Task details –
Images do not belong in the copy. Retype all the entries below exactly.

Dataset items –
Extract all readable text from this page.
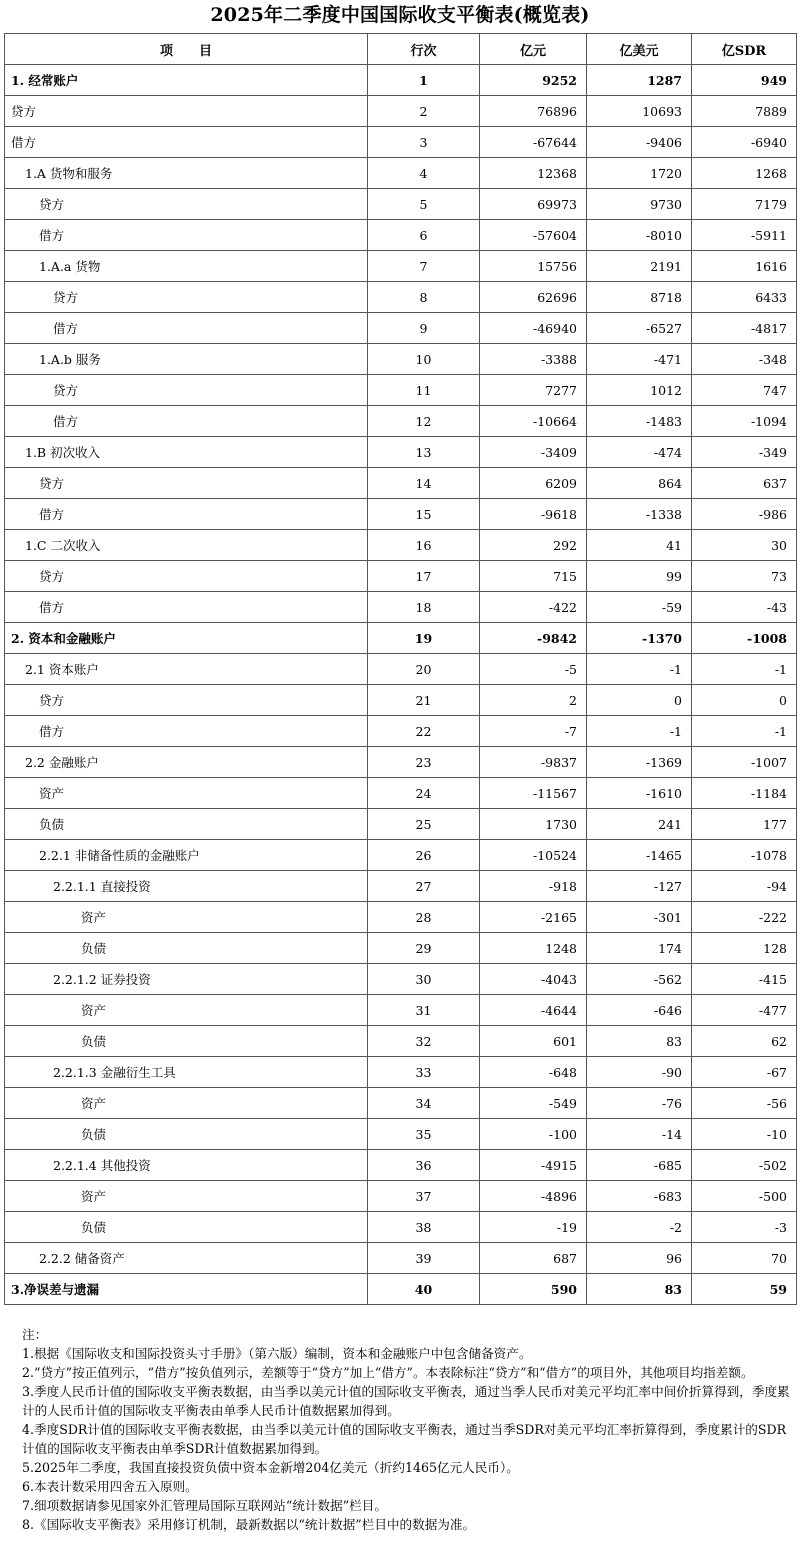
2025年二季度中国国际收支平衡表(概览表)
项　　目	行次	亿元	亿美元	亿SDR
1. 经常账户	1	9252	1287	949
贷方	2	76896	10693	7889
借方	3	-67644	-9406	-6940
1.A 货物和服务	4	12368	1720	1268
贷方	5	69973	9730	7179
借方	6	-57604	-8010	-5911
1.A.a 货物	7	15756	2191	1616
贷方	8	62696	8718	6433
借方	9	-46940	-6527	-4817
1.A.b 服务	10	-3388	-471	-348
贷方	11	7277	1012	747
借方	12	-10664	-1483	-1094
1.B 初次收入	13	-3409	-474	-349
贷方	14	6209	864	637
借方	15	-9618	-1338	-986
1.C 二次收入	16	292	41	30
贷方	17	715	99	73
借方	18	-422	-59	-43
2. 资本和金融账户	19	-9842	-1370	-1008
2.1 资本账户	20	-5	-1	-1
贷方	21	2	0	0
借方	22	-7	-1	-1
2.2 金融账户	23	-9837	-1369	-1007
资产	24	-11567	-1610	-1184
负债	25	1730	241	177
2.2.1 非储备性质的金融账户	26	-10524	-1465	-1078
2.2.1.1 直接投资	27	-918	-127	-94
资产	28	-2165	-301	-222
负债	29	1248	174	128
2.2.1.2 证券投资	30	-4043	-562	-415
资产	31	-4644	-646	-477
负债	32	601	83	62
2.2.1.3 金融衍生工具	33	-648	-90	-67
资产	34	-549	-76	-56
负债	35	-100	-14	-10
2.2.1.4 其他投资	36	-4915	-685	-502
资产	37	-4896	-683	-500
负债	38	-19	-2	-3
2.2.2 储备资产	39	687	96	70
3.净误差与遗漏	40	590	83	59
注：
1.根据《国际收支和国际投资头寸手册》（第六版）编制，资本和金融账户中包含储备资产。
2.“贷方”按正值列示，“借方”按负值列示，差额等于“贷方”加上“借方”。本表除标注“贷方”和“借方”的项目外，其他项目均指差额。
3.季度人民币计值的国际收支平衡表数据，由当季以美元计值的国际收支平衡表，通过当季人民币对美元平均汇率中间价折算得到，季度累计的人民币计值的国际收支平衡表由单季人民币计值数据累加得到。
4.季度SDR计值的国际收支平衡表数据，由当季以美元计值的国际收支平衡表，通过当季SDR对美元平均汇率折算得到，季度累计的SDR计值的国际收支平衡表由单季SDR计值数据累加得到。
5.2025年二季度，我国直接投资负债中资本金新增204亿美元（折约1465亿元人民币）。
6.本表计数采用四舍五入原则。
7.细项数据请参见国家外汇管理局国际互联网站“统计数据”栏目。
8.《国际收支平衡表》采用修订机制，最新数据以“统计数据”栏目中的数据为准。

Expected answer –
Extract all readable text from this page.
2025年二季度中国国际收支平衡表(概览表)
项　　目	行次	亿元	亿美元	亿SDR
1. 经常账户	1	9252	1287	949
贷方	2	76896	10693	7889
借方	3	-67644	-9406	-6940
1.A 货物和服务	4	12368	1720	1268
贷方	5	69973	9730	7179
借方	6	-57604	-8010	-5911
1.A.a 货物	7	15756	2191	1616
贷方	8	62696	8718	6433
借方	9	-46940	-6527	-4817
1.A.b 服务	10	-3388	-471	-348
贷方	11	7277	1012	747
借方	12	-10664	-1483	-1094
1.B 初次收入	13	-3409	-474	-349
贷方	14	6209	864	637
借方	15	-9618	-1338	-986
1.C 二次收入	16	292	41	30
贷方	17	715	99	73
借方	18	-422	-59	-43
2. 资本和金融账户	19	-9842	-1370	-1008
2.1 资本账户	20	-5	-1	-1
贷方	21	2	0	0
借方	22	-7	-1	-1
2.2 金融账户	23	-9837	-1369	-1007
资产	24	-11567	-1610	-1184
负债	25	1730	241	177
2.2.1 非储备性质的金融账户	26	-10524	-1465	-1078
2.2.1.1 直接投资	27	-918	-127	-94
资产	28	-2165	-301	-222
负债	29	1248	174	128
2.2.1.2 证券投资	30	-4043	-562	-415
资产	31	-4644	-646	-477
负债	32	601	83	62
2.2.1.3 金融衍生工具	33	-648	-90	-67
资产	34	-549	-76	-56
负债	35	-100	-14	-10
2.2.1.4 其他投资	36	-4915	-685	-502
资产	37	-4896	-683	-500
负债	38	-19	-2	-3
2.2.2 储备资产	39	687	96	70
3.净误差与遗漏	40	590	83	59
注：
1.根据《国际收支和国际投资头寸手册》（第六版）编制，资本和金融账户中包含储备资产。
2.“贷方”按正值列示，“借方”按负值列示，差额等于“贷方”加上“借方”。本表除标注“贷方”和“借方”的项目外，其他项目均指差额。
3.季度人民币计值的国际收支平衡表数据，由当季以美元计值的国际收支平衡表，通过当季人民币对美元平均汇率中间价折算得到，季度累计的人民币计值的国际收支平衡表由单季人民币计值数据累加得到。
4.季度SDR计值的国际收支平衡表数据，由当季以美元计值的国际收支平衡表，通过当季SDR对美元平均汇率折算得到，季度累计的SDR计值的国际收支平衡表由单季SDR计值数据累加得到。
5.2025年二季度，我国直接投资负债中资本金新增204亿美元（折约1465亿元人民币）。
6.本表计数采用四舍五入原则。
7.细项数据请参见国家外汇管理局国际互联网站“统计数据”栏目。
8.《国际收支平衡表》采用修订机制，最新数据以“统计数据”栏目中的数据为准。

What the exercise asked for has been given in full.